■ Work required ■
Word for word, give the material below again, minus any images.
------ Extracted data
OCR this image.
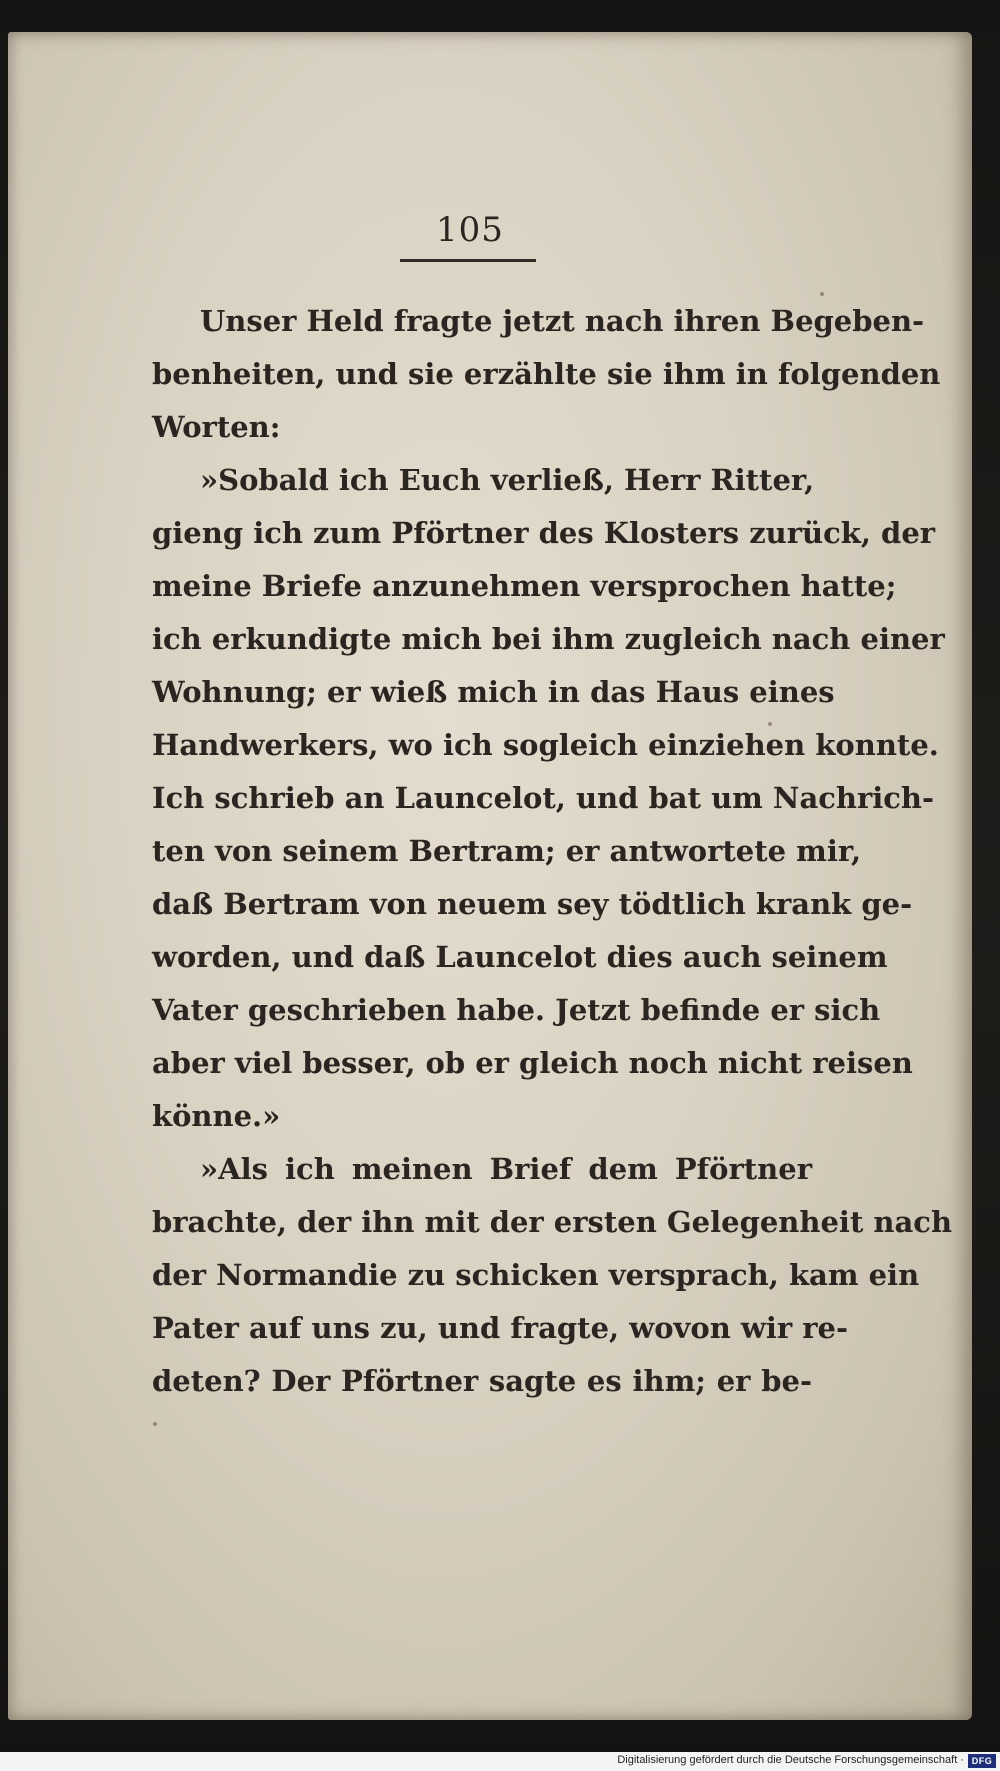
105
Unser Held fragte jetzt nach ihren Begeben-
benheiten, und sie erzählte sie ihm in folgenden
Worten:
»Sobald ich Euch verließ, Herr Ritter,
gieng ich zum Pförtner des Klosters zurück, der
meine Briefe anzunehmen versprochen hatte;
ich erkundigte mich bei ihm zugleich nach einer
Wohnung; er wieß mich in das Haus eines
Handwerkers, wo ich sogleich einziehen konnte.
Ich schrieb an Launcelot, und bat um Nachrich-
ten von seinem Bertram; er antwortete mir,
daß Bertram von neuem sey tödtlich krank ge-
worden, und daß Launcelot dies auch seinem
Vater geschrieben habe. Jetzt befinde er sich
aber viel besser, ob er gleich noch nicht reisen
könne.»
»Als ich meinen Brief dem Pförtner
brachte, der ihn mit der ersten Gelegenheit nach
der Normandie zu schicken versprach, kam ein
Pater auf uns zu, und fragte, wovon wir re-
deten? Der Pförtner sagte es ihm; er be-
Digitalisierung gefördert durch die Deutsche Forschungsgemeinschaft · DFG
------------
■ Result of this exercise ■
OCR this image.
105
Unser Held fragte jetzt nach ihren Begeben-
benheiten, und sie erzählte sie ihm in folgenden
Worten:
»Sobald ich Euch verließ, Herr Ritter,
gieng ich zum Pförtner des Klosters zurück, der
meine Briefe anzunehmen versprochen hatte;
ich erkundigte mich bei ihm zugleich nach einer
Wohnung; er wieß mich in das Haus eines
Handwerkers, wo ich sogleich einziehen konnte.
Ich schrieb an Launcelot, und bat um Nachrich-
ten von seinem Bertram; er antwortete mir,
daß Bertram von neuem sey tödtlich krank ge-
worden, und daß Launcelot dies auch seinem
Vater geschrieben habe. Jetzt befinde er sich
aber viel besser, ob er gleich noch nicht reisen
könne.»
»Als ich meinen Brief dem Pförtner
brachte, der ihn mit der ersten Gelegenheit nach
der Normandie zu schicken versprach, kam ein
Pater auf uns zu, und fragte, wovon wir re-
deten? Der Pförtner sagte es ihm; er be-
Digitalisierung gefördert durch die Deutsche Forschungsgemeinschaft · DFG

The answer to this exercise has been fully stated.